— START Record extracts —

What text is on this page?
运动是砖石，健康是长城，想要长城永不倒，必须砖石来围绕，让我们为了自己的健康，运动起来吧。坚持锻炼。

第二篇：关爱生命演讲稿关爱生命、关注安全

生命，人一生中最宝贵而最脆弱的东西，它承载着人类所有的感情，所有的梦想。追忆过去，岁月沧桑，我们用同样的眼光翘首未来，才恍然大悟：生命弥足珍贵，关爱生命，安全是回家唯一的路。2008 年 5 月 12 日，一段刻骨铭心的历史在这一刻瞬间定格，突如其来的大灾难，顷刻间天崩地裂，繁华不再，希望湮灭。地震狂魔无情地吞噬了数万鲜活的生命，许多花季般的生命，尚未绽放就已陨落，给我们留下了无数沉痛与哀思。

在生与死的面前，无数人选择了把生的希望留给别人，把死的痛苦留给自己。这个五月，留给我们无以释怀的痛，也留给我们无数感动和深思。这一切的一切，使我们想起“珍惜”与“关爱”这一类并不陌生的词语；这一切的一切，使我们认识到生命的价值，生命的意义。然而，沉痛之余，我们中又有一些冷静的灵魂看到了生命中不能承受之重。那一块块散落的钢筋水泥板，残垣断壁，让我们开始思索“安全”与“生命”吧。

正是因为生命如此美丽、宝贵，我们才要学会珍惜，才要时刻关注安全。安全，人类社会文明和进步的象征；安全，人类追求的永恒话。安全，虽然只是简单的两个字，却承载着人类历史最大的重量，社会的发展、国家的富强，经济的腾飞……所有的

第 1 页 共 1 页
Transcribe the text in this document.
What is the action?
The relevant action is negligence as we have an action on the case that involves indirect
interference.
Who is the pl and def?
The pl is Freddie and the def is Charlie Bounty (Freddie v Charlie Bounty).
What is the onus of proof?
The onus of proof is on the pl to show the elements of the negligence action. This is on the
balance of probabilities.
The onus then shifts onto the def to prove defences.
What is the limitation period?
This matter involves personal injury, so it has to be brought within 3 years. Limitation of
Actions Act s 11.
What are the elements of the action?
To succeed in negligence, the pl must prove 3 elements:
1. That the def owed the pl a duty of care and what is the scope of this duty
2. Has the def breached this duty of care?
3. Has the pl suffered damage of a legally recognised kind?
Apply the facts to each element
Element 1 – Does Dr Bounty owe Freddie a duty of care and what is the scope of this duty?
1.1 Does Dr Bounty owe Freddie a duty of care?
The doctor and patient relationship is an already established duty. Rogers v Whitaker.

— END Record extracts —

◆ Instruction:
Transcribe the whole listing exactly.

◆ Result for this exercise:
What text is on this page?
运动是砖石，健康是长城，想要长城永不倒，必须砖石来围绕，让我们为了自己的健康，运动起来吧。坚持锻炼。

第二篇：关爱生命演讲稿关爱生命、关注安全

生命，人一生中最宝贵而最脆弱的东西，它承载着人类所有的感情，所有的梦想。追忆过去，岁月沧桑，我们用同样的眼光翘首未来，才恍然大悟：生命弥足珍贵，关爱生命，安全是回家唯一的路。2008 年 5 月 12 日，一段刻骨铭心的历史在这一刻瞬间定格，突如其来的大灾难，顷刻间天崩地裂，繁华不再，希望湮灭。地震狂魔无情地吞噬了数万鲜活的生命，许多花季般的生命，尚未绽放就已陨落，给我们留下了无数沉痛与哀思。

在生与死的面前，无数人选择了把生的希望留给别人，把死的痛苦留给自己。这个五月，留给我们无以释怀的痛，也留给我们无数感动和深思。这一切的一切，使我们想起“珍惜”与“关爱”这一类并不陌生的词语；这一切的一切，使我们认识到生命的价值，生命的意义。然而，沉痛之余，我们中又有一些冷静的灵魂看到了生命中不能承受之重。那一块块散落的钢筋水泥板，残垣断壁，让我们开始思索“安全”与“生命”吧。

正是因为生命如此美丽、宝贵，我们才要学会珍惜，才要时刻关注安全。安全，人类社会文明和进步的象征；安全，人类追求的永恒话。安全，虽然只是简单的两个字，却承载着人类历史最大的重量，社会的发展、国家的富强，经济的腾飞……所有的

第 1 页 共 1 页
Transcribe the text in this document.
What is the action?
The relevant action is negligence as we have an action on the case that involves indirect
interference.
Who is the pl and def?
The pl is Freddie and the def is Charlie Bounty (Freddie v Charlie Bounty).
What is the onus of proof?
The onus of proof is on the pl to show the elements of the negligence action. This is on the
balance of probabilities.
The onus then shifts onto the def to prove defences.
What is the limitation period?
This matter involves personal injury, so it has to be brought within 3 years. Limitation of
Actions Act s 11.
What are the elements of the action?
To succeed in negligence, the pl must prove 3 elements:
1. That the def owed the pl a duty of care and what is the scope of this duty
2. Has the def breached this duty of care?
3. Has the pl suffered damage of a legally recognised kind?
Apply the facts to each element
Element 1 – Does Dr Bounty owe Freddie a duty of care and what is the scope of this duty?
1.1 Does Dr Bounty owe Freddie a duty of care?
The doctor and patient relationship is an already established duty. Rogers v Whitaker.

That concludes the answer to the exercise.